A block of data
--*--

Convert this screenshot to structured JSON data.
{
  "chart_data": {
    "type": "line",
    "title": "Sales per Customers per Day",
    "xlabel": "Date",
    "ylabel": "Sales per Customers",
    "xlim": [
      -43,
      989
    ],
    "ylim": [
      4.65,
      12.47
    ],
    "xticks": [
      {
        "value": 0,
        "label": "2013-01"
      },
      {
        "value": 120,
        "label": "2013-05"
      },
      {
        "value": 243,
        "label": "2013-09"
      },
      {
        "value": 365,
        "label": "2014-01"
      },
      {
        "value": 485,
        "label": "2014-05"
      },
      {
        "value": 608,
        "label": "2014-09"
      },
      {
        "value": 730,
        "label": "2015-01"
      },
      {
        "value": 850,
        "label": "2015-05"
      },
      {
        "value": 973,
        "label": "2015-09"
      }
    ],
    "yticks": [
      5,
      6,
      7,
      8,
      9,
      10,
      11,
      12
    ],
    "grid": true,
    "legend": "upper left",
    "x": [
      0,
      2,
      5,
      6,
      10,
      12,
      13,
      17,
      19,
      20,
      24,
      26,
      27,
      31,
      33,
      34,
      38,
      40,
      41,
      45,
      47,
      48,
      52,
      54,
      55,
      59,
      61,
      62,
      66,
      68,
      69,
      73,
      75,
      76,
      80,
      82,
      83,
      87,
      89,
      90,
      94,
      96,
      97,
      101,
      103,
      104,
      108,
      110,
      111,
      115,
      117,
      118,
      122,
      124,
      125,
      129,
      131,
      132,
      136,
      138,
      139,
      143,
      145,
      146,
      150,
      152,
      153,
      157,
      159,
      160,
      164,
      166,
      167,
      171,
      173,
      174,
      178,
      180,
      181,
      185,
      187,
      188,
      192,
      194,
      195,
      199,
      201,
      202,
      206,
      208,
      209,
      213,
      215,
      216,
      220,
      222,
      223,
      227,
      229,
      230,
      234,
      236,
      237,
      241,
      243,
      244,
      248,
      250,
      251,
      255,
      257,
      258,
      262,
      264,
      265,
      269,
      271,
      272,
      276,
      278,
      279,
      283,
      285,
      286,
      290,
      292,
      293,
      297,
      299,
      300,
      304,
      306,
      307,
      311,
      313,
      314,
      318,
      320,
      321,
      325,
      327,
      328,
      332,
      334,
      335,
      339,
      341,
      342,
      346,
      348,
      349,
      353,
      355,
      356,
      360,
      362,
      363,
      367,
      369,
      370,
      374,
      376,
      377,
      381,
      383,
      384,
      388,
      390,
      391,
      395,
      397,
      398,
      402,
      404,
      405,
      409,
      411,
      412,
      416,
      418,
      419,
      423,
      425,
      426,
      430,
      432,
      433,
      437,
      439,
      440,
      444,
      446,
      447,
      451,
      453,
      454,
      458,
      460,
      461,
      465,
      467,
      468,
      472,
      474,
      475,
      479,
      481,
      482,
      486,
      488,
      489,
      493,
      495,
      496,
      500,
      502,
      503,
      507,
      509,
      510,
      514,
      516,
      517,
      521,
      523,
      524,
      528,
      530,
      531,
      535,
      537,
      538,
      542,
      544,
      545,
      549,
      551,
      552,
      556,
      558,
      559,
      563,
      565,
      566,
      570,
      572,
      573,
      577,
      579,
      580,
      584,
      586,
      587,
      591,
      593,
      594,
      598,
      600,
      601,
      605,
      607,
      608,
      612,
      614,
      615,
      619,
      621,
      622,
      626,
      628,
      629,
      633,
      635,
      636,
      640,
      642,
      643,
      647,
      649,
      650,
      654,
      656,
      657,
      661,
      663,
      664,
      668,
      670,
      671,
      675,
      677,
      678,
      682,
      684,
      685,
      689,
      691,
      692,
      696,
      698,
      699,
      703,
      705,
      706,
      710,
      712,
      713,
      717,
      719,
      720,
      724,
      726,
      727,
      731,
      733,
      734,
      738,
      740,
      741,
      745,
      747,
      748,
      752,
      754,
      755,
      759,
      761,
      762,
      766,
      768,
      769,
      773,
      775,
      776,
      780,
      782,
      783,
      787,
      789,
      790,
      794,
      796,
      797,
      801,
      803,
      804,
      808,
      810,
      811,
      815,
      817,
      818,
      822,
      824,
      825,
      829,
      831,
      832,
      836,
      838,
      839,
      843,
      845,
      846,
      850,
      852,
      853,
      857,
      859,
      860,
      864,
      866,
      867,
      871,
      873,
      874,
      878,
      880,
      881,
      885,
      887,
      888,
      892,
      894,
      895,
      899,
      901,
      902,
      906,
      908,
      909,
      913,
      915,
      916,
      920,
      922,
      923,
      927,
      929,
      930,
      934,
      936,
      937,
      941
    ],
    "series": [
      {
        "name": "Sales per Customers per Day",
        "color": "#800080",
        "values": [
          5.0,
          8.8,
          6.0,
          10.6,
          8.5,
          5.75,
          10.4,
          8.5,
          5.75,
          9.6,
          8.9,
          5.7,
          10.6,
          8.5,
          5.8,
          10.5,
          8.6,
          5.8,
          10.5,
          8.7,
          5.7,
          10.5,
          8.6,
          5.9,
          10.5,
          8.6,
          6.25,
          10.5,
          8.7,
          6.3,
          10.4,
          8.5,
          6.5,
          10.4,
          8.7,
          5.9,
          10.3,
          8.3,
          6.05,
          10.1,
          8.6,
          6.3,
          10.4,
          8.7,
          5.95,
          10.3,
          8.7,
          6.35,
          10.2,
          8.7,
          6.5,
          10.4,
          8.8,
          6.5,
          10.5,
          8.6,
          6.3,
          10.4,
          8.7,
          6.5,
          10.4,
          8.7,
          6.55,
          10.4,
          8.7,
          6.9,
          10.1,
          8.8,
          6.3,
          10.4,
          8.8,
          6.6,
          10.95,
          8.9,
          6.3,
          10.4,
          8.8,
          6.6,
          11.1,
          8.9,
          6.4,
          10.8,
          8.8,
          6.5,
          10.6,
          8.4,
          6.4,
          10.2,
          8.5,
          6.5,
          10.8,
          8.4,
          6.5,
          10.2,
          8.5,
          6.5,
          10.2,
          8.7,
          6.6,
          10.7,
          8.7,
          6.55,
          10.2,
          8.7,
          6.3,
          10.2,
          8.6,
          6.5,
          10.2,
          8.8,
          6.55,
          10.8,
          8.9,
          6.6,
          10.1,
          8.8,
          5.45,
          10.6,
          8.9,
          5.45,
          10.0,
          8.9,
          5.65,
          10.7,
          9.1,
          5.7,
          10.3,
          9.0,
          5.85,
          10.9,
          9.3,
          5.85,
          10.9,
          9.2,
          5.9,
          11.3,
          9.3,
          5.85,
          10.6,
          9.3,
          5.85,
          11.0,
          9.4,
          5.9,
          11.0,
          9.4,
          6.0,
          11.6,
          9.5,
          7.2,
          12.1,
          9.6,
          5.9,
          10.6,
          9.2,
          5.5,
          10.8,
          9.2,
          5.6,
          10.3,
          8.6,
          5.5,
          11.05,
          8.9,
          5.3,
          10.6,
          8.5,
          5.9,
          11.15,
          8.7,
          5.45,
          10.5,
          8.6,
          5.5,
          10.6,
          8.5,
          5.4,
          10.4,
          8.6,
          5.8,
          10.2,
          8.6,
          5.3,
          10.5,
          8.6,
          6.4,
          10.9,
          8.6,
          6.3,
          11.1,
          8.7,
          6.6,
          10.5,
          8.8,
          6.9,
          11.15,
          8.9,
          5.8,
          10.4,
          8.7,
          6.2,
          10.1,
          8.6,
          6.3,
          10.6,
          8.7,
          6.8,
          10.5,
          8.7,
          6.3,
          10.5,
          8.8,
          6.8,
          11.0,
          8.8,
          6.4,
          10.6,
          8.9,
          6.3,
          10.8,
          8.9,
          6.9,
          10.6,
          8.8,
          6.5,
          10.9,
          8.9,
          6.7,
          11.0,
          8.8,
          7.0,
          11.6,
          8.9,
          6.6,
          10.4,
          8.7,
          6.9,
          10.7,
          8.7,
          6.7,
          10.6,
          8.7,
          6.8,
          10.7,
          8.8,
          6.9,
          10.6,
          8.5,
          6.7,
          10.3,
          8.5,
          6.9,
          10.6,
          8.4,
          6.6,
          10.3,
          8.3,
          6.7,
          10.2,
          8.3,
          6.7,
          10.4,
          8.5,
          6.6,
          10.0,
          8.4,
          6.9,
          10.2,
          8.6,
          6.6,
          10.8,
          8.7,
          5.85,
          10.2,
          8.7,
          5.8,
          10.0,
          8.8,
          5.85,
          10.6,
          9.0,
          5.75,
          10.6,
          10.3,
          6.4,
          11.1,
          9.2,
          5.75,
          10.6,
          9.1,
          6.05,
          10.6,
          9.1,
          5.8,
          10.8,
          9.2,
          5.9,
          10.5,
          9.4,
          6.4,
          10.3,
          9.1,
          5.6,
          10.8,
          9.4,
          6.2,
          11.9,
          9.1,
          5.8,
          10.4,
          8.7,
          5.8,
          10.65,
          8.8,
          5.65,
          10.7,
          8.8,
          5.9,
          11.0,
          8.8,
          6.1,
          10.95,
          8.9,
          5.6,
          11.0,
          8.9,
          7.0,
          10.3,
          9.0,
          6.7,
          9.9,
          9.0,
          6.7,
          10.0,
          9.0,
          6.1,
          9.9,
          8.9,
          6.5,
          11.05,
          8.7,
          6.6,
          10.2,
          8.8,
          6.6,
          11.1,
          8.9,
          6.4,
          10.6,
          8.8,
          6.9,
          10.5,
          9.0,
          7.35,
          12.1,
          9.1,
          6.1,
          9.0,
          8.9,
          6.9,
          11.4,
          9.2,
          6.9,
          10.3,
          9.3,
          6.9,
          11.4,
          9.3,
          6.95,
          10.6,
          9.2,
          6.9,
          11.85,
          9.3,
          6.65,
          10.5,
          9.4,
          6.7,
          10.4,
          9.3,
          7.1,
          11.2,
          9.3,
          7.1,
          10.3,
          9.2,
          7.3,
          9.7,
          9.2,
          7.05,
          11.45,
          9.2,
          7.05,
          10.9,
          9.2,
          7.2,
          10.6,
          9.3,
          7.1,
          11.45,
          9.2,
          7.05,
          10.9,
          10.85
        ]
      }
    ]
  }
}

--*--

**Problem to work on**
Identify every line where the string "Sales" appears.

**Written answer**
    "title": "Sales per Customers per Day",
    "ylabel": "Sales per Customers",
        "name": "Sales per Customers per Day",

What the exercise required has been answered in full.